[Record excerpts]
---+---
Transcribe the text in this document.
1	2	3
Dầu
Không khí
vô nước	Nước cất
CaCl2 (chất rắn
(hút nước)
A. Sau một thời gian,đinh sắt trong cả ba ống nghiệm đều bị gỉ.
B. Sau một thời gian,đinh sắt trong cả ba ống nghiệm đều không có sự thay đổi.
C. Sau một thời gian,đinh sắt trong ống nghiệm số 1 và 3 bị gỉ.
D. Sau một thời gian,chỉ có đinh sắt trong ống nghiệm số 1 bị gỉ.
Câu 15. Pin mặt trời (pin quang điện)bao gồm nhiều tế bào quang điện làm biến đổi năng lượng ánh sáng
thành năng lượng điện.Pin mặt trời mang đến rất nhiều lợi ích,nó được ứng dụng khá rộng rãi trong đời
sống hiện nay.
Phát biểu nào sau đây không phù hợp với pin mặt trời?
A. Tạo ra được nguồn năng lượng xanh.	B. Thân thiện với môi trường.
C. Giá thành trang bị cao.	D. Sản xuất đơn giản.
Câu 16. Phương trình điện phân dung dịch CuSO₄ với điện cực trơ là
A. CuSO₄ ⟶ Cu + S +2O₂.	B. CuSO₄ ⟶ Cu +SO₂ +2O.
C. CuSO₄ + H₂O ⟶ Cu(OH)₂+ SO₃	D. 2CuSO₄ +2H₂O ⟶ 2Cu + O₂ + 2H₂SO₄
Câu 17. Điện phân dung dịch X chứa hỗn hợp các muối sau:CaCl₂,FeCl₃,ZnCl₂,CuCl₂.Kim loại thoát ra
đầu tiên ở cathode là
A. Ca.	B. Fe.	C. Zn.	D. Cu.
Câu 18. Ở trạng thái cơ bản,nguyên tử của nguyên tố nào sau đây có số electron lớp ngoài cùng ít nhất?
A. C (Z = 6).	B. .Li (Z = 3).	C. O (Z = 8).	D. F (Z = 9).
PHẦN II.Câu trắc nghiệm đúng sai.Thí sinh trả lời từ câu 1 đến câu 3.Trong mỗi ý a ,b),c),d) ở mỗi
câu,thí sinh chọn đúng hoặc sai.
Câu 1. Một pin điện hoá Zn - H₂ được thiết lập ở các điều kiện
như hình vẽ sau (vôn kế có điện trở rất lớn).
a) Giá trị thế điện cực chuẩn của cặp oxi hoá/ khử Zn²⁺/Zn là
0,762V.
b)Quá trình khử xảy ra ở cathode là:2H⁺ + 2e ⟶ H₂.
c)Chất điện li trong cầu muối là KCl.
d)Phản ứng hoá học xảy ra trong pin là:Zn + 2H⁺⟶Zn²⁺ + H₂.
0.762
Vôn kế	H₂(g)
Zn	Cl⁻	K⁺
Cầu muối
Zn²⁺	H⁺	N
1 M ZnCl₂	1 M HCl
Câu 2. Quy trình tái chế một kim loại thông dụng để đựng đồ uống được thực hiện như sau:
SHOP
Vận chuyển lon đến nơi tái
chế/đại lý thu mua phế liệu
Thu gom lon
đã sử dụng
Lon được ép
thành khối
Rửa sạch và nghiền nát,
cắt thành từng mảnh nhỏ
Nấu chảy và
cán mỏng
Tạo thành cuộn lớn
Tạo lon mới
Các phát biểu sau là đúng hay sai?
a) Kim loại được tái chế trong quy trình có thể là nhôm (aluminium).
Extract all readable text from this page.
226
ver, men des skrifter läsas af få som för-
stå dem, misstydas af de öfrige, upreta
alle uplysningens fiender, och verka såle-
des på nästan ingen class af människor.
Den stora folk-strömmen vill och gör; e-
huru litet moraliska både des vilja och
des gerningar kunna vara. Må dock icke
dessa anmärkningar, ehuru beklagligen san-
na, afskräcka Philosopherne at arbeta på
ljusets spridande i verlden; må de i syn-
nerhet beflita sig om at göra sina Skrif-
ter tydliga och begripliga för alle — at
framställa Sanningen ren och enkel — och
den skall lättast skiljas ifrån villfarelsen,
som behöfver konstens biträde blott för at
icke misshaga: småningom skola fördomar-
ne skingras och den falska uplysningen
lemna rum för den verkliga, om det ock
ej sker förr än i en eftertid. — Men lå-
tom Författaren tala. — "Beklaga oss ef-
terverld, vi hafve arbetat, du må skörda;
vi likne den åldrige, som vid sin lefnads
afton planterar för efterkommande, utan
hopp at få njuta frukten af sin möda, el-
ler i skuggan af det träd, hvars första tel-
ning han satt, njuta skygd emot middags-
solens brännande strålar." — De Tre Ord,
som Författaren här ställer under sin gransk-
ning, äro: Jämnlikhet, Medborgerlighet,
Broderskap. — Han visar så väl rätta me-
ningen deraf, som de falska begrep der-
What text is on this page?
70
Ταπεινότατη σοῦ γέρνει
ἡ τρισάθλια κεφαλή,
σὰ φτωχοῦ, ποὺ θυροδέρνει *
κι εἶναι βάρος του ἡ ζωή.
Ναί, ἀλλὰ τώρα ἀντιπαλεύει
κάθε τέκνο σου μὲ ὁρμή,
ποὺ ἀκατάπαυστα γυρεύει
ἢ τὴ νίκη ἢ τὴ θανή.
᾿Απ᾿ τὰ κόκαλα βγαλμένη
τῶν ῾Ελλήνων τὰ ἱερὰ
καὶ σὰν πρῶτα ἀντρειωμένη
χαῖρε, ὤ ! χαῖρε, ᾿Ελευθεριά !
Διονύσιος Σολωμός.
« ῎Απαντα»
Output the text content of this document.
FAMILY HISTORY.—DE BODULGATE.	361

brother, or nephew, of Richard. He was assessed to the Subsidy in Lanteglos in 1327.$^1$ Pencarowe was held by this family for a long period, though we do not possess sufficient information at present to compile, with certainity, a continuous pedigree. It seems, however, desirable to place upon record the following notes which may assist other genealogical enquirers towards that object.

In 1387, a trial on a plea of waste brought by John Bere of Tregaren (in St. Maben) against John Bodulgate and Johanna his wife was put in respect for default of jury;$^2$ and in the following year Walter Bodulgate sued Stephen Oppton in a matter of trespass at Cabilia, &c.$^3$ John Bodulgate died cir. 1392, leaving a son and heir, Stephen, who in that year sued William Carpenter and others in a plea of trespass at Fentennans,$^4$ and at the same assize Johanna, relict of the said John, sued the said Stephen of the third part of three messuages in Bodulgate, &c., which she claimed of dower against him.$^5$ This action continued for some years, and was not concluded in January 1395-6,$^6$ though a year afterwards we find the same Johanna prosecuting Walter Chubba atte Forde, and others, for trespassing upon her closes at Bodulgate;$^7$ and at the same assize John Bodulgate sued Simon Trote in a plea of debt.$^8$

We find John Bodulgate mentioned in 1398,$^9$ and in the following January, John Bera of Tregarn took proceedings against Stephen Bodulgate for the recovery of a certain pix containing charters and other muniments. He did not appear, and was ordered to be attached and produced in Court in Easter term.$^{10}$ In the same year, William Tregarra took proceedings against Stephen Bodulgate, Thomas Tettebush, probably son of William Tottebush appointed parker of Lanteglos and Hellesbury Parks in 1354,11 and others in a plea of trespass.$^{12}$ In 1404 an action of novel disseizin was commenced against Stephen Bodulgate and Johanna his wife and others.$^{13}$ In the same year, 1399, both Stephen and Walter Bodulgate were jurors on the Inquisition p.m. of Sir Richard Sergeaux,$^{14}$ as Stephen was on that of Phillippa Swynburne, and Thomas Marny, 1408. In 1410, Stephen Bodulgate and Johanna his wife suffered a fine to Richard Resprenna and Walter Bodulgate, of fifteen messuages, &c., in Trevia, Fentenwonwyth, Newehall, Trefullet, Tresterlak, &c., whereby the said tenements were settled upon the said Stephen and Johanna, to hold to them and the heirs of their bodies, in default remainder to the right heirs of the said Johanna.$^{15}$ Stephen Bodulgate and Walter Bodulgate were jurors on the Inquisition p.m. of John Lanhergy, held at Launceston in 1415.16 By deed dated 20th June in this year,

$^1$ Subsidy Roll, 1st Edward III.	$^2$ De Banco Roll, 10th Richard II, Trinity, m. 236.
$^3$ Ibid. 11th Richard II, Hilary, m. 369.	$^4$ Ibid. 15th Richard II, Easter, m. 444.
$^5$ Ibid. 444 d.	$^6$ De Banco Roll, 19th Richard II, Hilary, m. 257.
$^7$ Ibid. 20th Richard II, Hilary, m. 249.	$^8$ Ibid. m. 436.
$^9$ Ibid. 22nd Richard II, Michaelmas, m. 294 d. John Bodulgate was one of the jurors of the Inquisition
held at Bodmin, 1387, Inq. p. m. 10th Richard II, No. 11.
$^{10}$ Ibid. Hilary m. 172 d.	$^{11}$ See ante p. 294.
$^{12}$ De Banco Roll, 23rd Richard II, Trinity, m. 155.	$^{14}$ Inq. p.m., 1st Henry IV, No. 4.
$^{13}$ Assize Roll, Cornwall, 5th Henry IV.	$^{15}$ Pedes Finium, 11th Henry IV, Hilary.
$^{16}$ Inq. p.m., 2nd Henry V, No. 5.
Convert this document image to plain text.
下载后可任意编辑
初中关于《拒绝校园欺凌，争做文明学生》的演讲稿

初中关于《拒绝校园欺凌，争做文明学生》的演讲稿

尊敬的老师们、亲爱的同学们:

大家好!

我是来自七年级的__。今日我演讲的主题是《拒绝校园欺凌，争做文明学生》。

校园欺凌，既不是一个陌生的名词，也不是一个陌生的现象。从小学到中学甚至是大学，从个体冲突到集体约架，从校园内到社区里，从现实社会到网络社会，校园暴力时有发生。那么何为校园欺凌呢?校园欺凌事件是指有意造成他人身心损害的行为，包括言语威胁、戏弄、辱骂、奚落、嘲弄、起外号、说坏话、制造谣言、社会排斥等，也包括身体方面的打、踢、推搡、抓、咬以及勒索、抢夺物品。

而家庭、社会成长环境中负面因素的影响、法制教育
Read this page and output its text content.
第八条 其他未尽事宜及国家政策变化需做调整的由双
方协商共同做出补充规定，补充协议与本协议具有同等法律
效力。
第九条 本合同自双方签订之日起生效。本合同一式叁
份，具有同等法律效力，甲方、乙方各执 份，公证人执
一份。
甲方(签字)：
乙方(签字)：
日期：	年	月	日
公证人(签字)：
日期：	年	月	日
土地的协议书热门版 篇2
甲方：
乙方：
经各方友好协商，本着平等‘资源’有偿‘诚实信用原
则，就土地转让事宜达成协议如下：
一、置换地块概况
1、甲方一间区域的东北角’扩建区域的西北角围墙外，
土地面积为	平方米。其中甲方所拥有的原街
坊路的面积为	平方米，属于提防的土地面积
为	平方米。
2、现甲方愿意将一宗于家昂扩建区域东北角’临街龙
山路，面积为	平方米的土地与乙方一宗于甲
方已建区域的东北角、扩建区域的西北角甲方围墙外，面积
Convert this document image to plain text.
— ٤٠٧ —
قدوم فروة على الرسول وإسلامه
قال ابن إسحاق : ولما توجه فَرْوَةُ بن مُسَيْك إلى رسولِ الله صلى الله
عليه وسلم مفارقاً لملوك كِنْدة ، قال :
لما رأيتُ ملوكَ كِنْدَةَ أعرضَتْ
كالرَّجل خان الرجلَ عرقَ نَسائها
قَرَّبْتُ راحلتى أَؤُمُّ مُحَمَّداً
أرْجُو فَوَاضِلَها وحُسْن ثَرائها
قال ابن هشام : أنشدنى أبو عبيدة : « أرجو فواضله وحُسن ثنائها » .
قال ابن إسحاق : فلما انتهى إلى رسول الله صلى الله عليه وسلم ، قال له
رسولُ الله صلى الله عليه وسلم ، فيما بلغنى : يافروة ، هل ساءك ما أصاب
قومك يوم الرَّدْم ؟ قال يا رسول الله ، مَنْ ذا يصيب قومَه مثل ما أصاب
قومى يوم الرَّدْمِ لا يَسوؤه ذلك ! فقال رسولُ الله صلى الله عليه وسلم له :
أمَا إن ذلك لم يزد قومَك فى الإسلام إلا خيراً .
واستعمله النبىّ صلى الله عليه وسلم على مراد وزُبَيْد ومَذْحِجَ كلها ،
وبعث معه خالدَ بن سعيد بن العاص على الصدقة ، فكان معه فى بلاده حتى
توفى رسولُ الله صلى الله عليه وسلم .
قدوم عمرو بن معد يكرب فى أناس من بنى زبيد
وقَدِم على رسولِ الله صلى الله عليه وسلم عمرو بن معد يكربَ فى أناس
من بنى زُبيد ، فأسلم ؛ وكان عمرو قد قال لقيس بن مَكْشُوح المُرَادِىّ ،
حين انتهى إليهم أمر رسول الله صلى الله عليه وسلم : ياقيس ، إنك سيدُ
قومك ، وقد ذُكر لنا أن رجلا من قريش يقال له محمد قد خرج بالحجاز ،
---+---
[Short exercise]
Check each line of the entries for the string "njuta". Copy the lines that have it.

[Final result]
hopp at få njuta frukten af sin möda, el-
ning han satt, njuta skygd emot middags-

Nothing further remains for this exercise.